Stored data

= = = = = = =

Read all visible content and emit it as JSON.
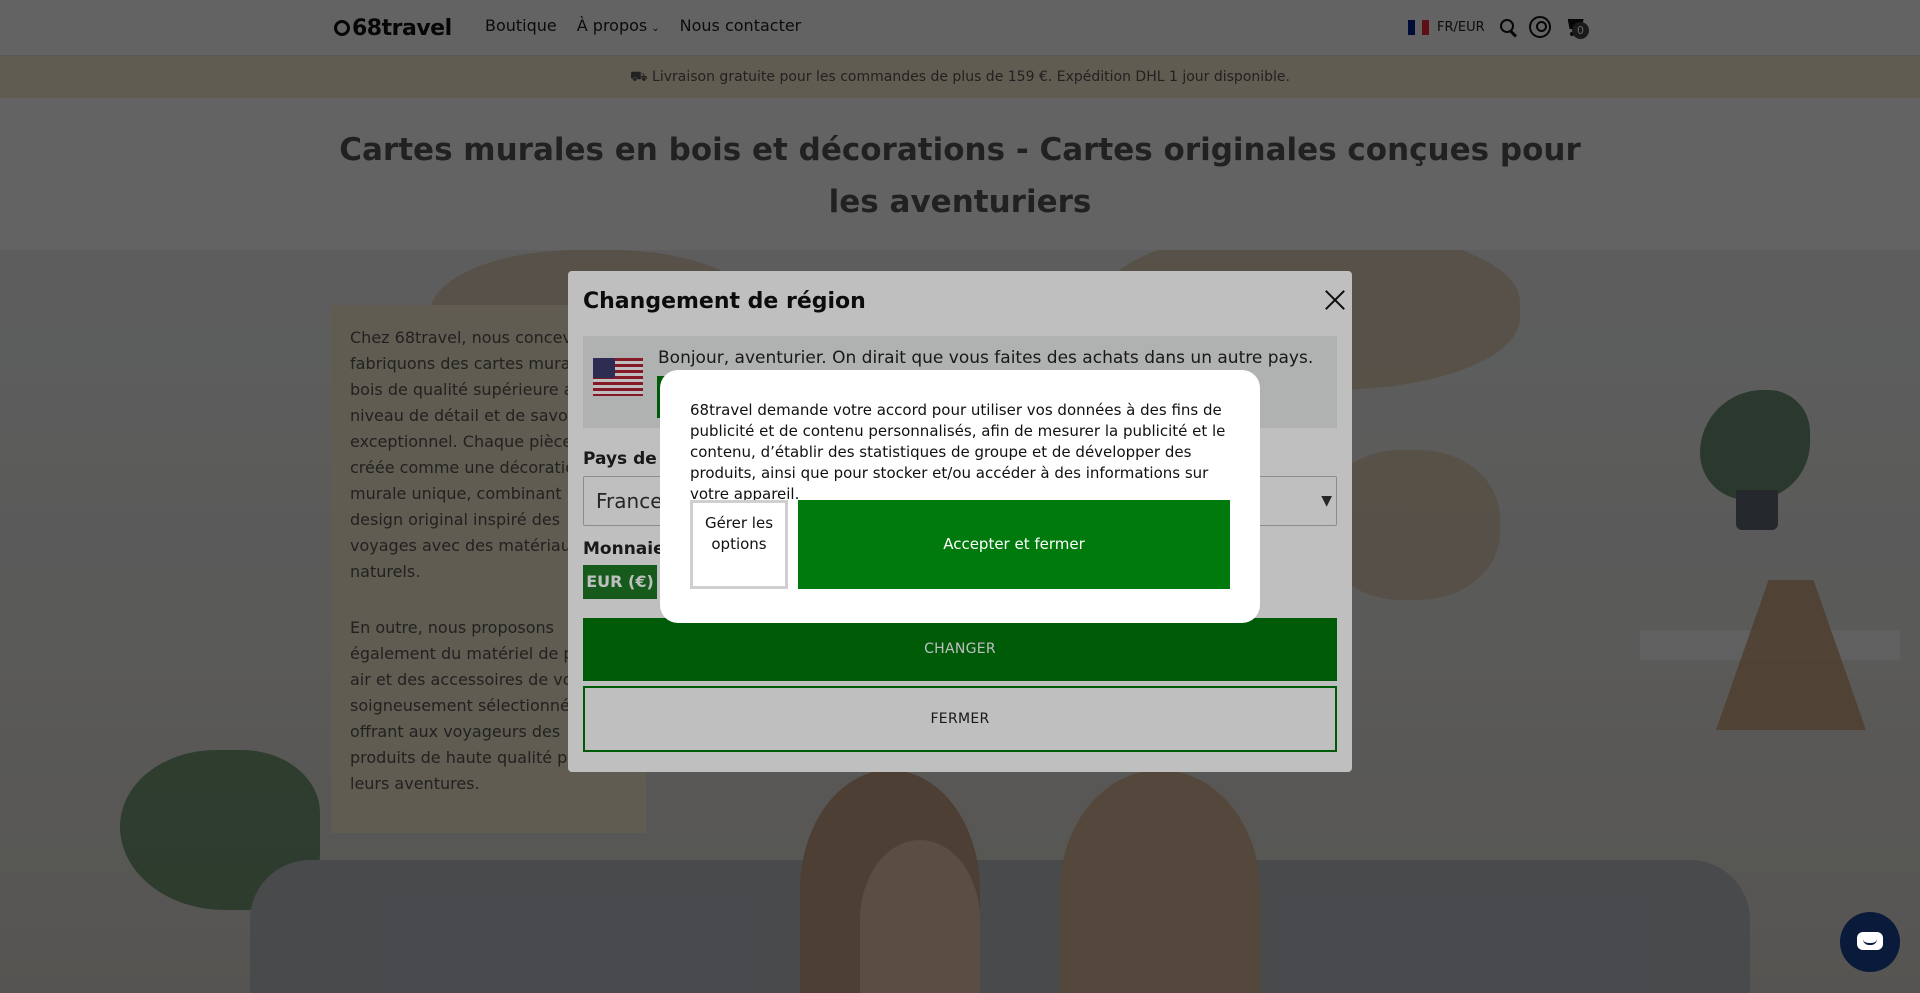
{
  "header": {
    "logo": "68travel",
    "nav": [
      "Boutique",
      "À propos",
      "Nous contacter"
    ],
    "locale": "FR/EUR",
    "cart_count": "0"
  },
  "announcement": "Livraison gratuite pour les commandes de plus de 159 €. Expédition DHL 1 jour disponible.",
  "page": {
    "title": "Cartes murales en bois et décorations - Cartes originales conçues pour les aventuriers",
    "intro_p1": "Chez 68travel, nous concevons et fabriquons des cartes murales en bois de qualité supérieure avec un niveau de détail et de savoir-faire exceptionnel. Chaque pièce est créée comme une décoration murale unique, combinant un design original inspiré des voyages avec des matériaux naturels.",
    "intro_p2": "En outre, nous proposons également du matériel de plein air et des accessoires de voyage soigneusement sélectionnés, offrant aux voyageurs des produits de haute qualité pour leurs aventures."
  },
  "region_modal": {
    "title": "Changement de région",
    "us_message": "Bonjour, aventurier. On dirait que vous faites des achats dans un autre pays.",
    "country_label": "Pays de livraison",
    "country_value": "France",
    "currency_label": "Monnaie",
    "currency_value": "EUR (€)",
    "change_label": "CHANGER",
    "close_label": "FERMER"
  },
  "consent": {
    "text": "68travel demande votre accord pour utiliser vos données à des fins de publicité et de contenu personnalisés, afin de mesurer la publicité et le contenu, d’établir des statistiques de groupe et de développer des produits, ainsi que pour stocker et/ou accéder à des informations sur votre appareil.",
    "manage_label": "Gérer les options",
    "accept_label": "Accepter et fermer"
  },
  "colors": {
    "brand_green": "#007a0d",
    "announce_bg": "#f6eccf"
  }
}
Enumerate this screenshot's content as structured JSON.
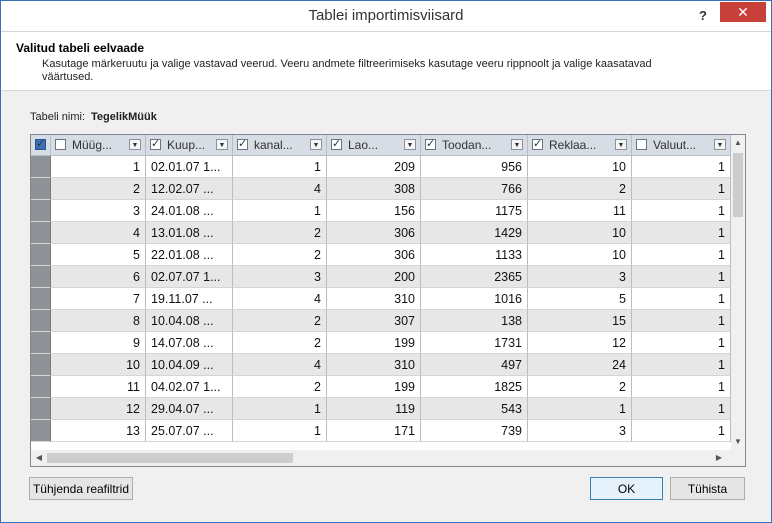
{
  "window": {
    "title": "Tablei importimisviisard",
    "help_label": "?",
    "close_label": "✕"
  },
  "header": {
    "title": "Valitud tabeli eelvaade",
    "description": "Kasutage märkeruutu ja valige vastavad veerud. Veeru andmete filtreerimiseks kasutage veeru rippnoolt ja valige kaasatavad väärtused."
  },
  "table_name": {
    "label": "Tabeli nimi:",
    "value": "TegelikMüük"
  },
  "columns": [
    {
      "label": "Müüg...",
      "checked": false
    },
    {
      "label": "Kuup...",
      "checked": true
    },
    {
      "label": "kanal...",
      "checked": true
    },
    {
      "label": "Lao...",
      "checked": true
    },
    {
      "label": "Toodan...",
      "checked": true
    },
    {
      "label": "Reklaa...",
      "checked": true
    },
    {
      "label": "Valuut...",
      "checked": false
    }
  ],
  "rows": [
    [
      "1",
      "02.01.07 1...",
      "1",
      "209",
      "956",
      "10",
      "1"
    ],
    [
      "2",
      "12.02.07 ...",
      "4",
      "308",
      "766",
      "2",
      "1"
    ],
    [
      "3",
      "24.01.08 ...",
      "1",
      "156",
      "1175",
      "11",
      "1"
    ],
    [
      "4",
      "13.01.08 ...",
      "2",
      "306",
      "1429",
      "10",
      "1"
    ],
    [
      "5",
      "22.01.08 ...",
      "2",
      "306",
      "1133",
      "10",
      "1"
    ],
    [
      "6",
      "02.07.07 1...",
      "3",
      "200",
      "2365",
      "3",
      "1"
    ],
    [
      "7",
      "19.11.07 ...",
      "4",
      "310",
      "1016",
      "5",
      "1"
    ],
    [
      "8",
      "10.04.08 ...",
      "2",
      "307",
      "138",
      "15",
      "1"
    ],
    [
      "9",
      "14.07.08 ...",
      "2",
      "199",
      "1731",
      "12",
      "1"
    ],
    [
      "10",
      "10.04.09 ...",
      "4",
      "310",
      "497",
      "24",
      "1"
    ],
    [
      "11",
      "04.02.07 1...",
      "2",
      "199",
      "1825",
      "2",
      "1"
    ],
    [
      "12",
      "29.04.07 ...",
      "1",
      "119",
      "543",
      "1",
      "1"
    ],
    [
      "13",
      "25.07.07 ...",
      "1",
      "171",
      "739",
      "3",
      "1"
    ]
  ],
  "buttons": {
    "clear_filters": "Tühjenda reafiltrid",
    "ok": "OK",
    "cancel": "Tühista"
  }
}
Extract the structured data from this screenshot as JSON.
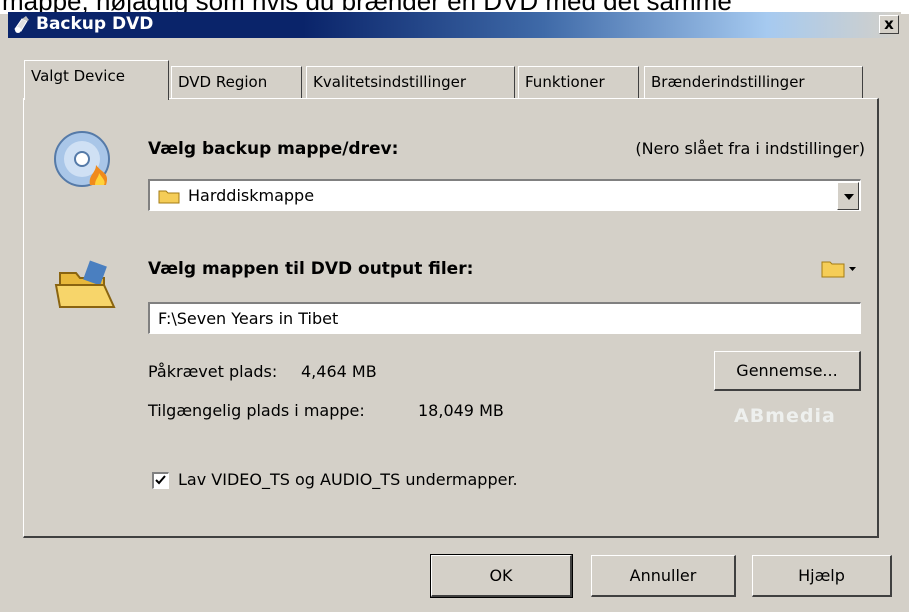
{
  "caption_text": "mappe, nøjagtig som hvis du brænder en DVD med det samme",
  "window": {
    "title": "Backup DVD",
    "close_label": "x"
  },
  "tabs": [
    {
      "label": "Valgt Device",
      "active": true
    },
    {
      "label": "DVD Region"
    },
    {
      "label": "Kvalitetsindstillinger"
    },
    {
      "label": "Funktioner"
    },
    {
      "label": "Brænderindstillinger"
    }
  ],
  "backup_section": {
    "label": "Vælg backup mappe/drev:",
    "note": "(Nero slået fra i indstillinger)",
    "selected": "Harddiskmappe"
  },
  "output_section": {
    "label": "Vælg mappen til DVD output filer:",
    "path_value": "F:\\Seven Years in Tibet"
  },
  "space": {
    "required_label": "Påkrævet plads:",
    "required_value": "4,464 MB",
    "available_label": "Tilgængelig plads i mappe:",
    "available_value": "18,049 MB"
  },
  "browse_label": "Gennemse...",
  "watermark": "ABmedia",
  "checkbox": {
    "label": "Lav VIDEO_TS og AUDIO_TS undermapper.",
    "checked": true
  },
  "buttons": {
    "ok": "OK",
    "cancel": "Annuller",
    "help": "Hjælp"
  },
  "colors": {
    "titlebar_start": "#0a246a",
    "window_bg": "#d4d0c8"
  },
  "icons": [
    "app-icon",
    "disc-burn-icon",
    "folder-icon",
    "folder-open-icon",
    "folder-menu-icon",
    "checkmark-icon"
  ]
}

= = = = = = =

WHAT IS NEEDED: Return from the data every line that holds "JSON".

FINISHED ANSWER:
Read all visible content and emit it as JSON.
Enumerate this screenshot's content as structured JSON.
Extract the structured data from this screenshot as JSON.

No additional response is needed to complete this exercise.